- [Requirement]
Below is a set of records; restate each one word for word.
* begin Data supplied *
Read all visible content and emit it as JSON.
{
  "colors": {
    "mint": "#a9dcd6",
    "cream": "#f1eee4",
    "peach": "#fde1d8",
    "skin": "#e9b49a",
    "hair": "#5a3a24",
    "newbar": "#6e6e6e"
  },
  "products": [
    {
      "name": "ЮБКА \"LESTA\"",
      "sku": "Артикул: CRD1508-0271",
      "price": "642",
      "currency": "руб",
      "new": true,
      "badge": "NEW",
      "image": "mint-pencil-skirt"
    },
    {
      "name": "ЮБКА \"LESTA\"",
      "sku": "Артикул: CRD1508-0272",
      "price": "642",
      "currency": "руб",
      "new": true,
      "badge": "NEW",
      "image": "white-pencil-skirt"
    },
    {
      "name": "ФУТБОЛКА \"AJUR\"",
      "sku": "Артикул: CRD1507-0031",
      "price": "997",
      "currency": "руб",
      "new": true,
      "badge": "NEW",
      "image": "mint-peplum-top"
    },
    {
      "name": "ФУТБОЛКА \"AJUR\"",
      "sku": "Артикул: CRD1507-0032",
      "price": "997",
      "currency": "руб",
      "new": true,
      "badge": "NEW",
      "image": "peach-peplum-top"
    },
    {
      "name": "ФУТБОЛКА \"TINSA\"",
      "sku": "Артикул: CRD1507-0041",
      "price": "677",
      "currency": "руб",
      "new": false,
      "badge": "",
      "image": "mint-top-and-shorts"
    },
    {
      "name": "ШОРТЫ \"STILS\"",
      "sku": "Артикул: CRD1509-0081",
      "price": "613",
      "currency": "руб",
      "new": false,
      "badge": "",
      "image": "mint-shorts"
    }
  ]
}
* end Data supplied *
- [Exercise result]
Read all visible content and emit it as JSON.
{
  "colors": {
    "mint": "#a9dcd6",
    "cream": "#f1eee4",
    "peach": "#fde1d8",
    "skin": "#e9b49a",
    "hair": "#5a3a24",
    "newbar": "#6e6e6e"
  },
  "products": [
    {
      "name": "ЮБКА \"LESTA\"",
      "sku": "Артикул: CRD1508-0271",
      "price": "642",
      "currency": "руб",
      "new": true,
      "badge": "NEW",
      "image": "mint-pencil-skirt"
    },
    {
      "name": "ЮБКА \"LESTA\"",
      "sku": "Артикул: CRD1508-0272",
      "price": "642",
      "currency": "руб",
      "new": true,
      "badge": "NEW",
      "image": "white-pencil-skirt"
    },
    {
      "name": "ФУТБОЛКА \"AJUR\"",
      "sku": "Артикул: CRD1507-0031",
      "price": "997",
      "currency": "руб",
      "new": true,
      "badge": "NEW",
      "image": "mint-peplum-top"
    },
    {
      "name": "ФУТБОЛКА \"AJUR\"",
      "sku": "Артикул: CRD1507-0032",
      "price": "997",
      "currency": "руб",
      "new": true,
      "badge": "NEW",
      "image": "peach-peplum-top"
    },
    {
      "name": "ФУТБОЛКА \"TINSA\"",
      "sku": "Артикул: CRD1507-0041",
      "price": "677",
      "currency": "руб",
      "new": false,
      "badge": "",
      "image": "mint-top-and-shorts"
    },
    {
      "name": "ШОРТЫ \"STILS\"",
      "sku": "Артикул: CRD1509-0081",
      "price": "613",
      "currency": "руб",
      "new": false,
      "badge": "",
      "image": "mint-shorts"
    }
  ]
}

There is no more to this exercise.